==== Data lines
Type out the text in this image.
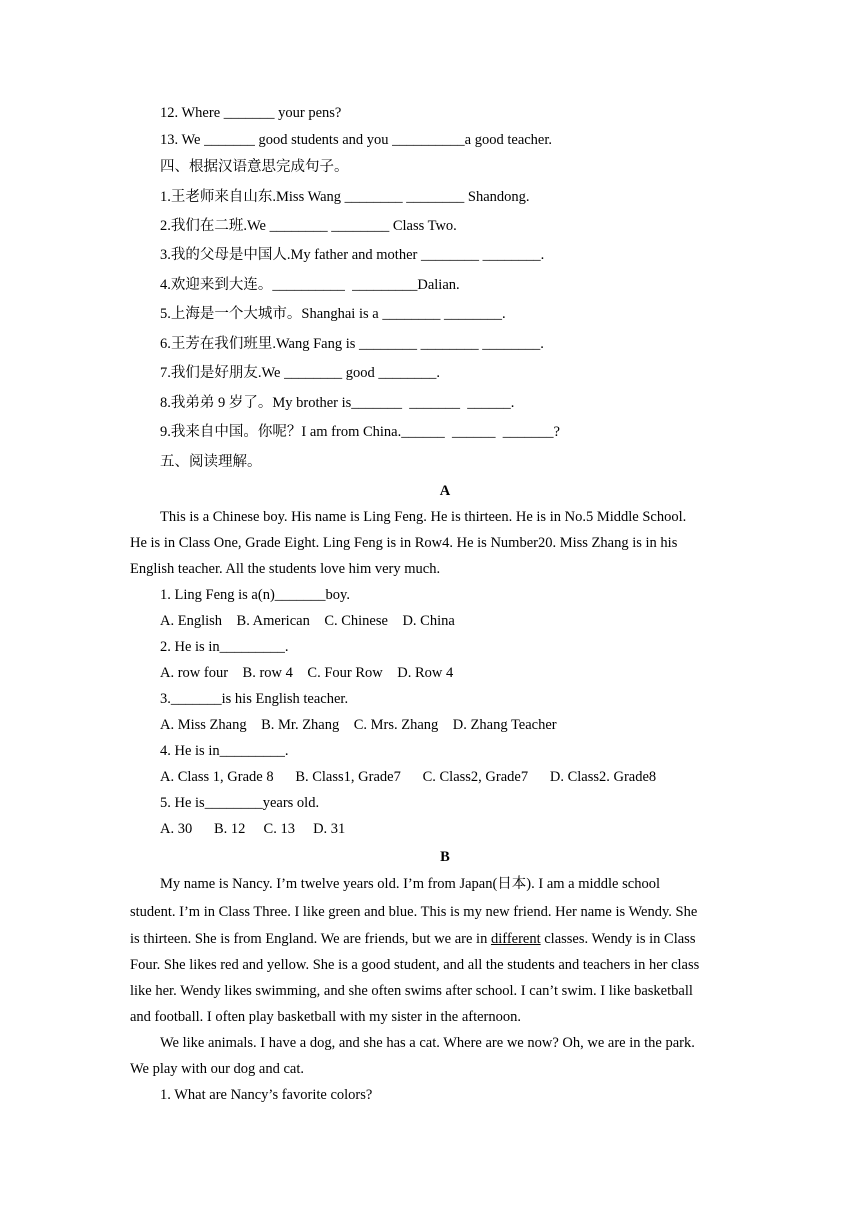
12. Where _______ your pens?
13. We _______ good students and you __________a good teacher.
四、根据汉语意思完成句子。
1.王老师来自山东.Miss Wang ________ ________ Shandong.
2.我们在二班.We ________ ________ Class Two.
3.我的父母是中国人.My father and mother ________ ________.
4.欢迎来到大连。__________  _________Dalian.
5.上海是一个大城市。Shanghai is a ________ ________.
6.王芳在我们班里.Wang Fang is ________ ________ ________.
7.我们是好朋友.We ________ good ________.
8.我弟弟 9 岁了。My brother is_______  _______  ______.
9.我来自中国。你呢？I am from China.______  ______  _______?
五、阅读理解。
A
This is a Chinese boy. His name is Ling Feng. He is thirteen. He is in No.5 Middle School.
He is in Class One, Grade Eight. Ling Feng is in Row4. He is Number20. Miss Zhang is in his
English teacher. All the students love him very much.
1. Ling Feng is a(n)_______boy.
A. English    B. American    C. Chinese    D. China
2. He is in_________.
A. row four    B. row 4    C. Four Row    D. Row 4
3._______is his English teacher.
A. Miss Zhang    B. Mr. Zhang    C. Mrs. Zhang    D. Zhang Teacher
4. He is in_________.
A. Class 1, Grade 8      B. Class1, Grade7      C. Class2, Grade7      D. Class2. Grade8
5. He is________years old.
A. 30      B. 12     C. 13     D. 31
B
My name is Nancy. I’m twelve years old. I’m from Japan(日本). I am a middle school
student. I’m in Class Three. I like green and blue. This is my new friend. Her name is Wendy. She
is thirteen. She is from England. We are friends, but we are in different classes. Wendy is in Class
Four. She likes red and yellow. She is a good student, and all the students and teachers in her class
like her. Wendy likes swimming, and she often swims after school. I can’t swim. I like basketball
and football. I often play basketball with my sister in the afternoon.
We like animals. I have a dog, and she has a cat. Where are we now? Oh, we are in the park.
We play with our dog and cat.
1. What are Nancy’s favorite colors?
========
==== Data lines
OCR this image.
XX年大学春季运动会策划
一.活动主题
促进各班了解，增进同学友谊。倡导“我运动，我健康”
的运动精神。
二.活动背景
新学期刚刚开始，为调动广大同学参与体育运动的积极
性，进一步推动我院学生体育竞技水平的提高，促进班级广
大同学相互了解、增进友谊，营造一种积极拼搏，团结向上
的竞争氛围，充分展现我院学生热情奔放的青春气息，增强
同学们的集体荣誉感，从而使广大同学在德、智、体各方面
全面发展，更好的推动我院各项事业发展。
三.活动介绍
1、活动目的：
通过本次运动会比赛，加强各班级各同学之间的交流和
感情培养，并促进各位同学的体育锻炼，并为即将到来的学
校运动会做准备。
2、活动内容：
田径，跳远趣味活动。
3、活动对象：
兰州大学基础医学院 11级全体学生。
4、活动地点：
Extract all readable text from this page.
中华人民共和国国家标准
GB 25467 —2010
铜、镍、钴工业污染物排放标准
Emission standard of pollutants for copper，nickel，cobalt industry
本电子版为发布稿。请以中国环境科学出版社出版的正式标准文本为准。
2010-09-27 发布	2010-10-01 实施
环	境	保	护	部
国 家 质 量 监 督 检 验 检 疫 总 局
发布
========
* **Your objective**
Using the records above, select and copy every line that has the word "likes".

* **Solved problem**
Four. She likes red and yellow. She is a good student, and all the students and teachers in her class
like her. Wendy likes swimming, and she often swims after school. I can’t swim. I like basketball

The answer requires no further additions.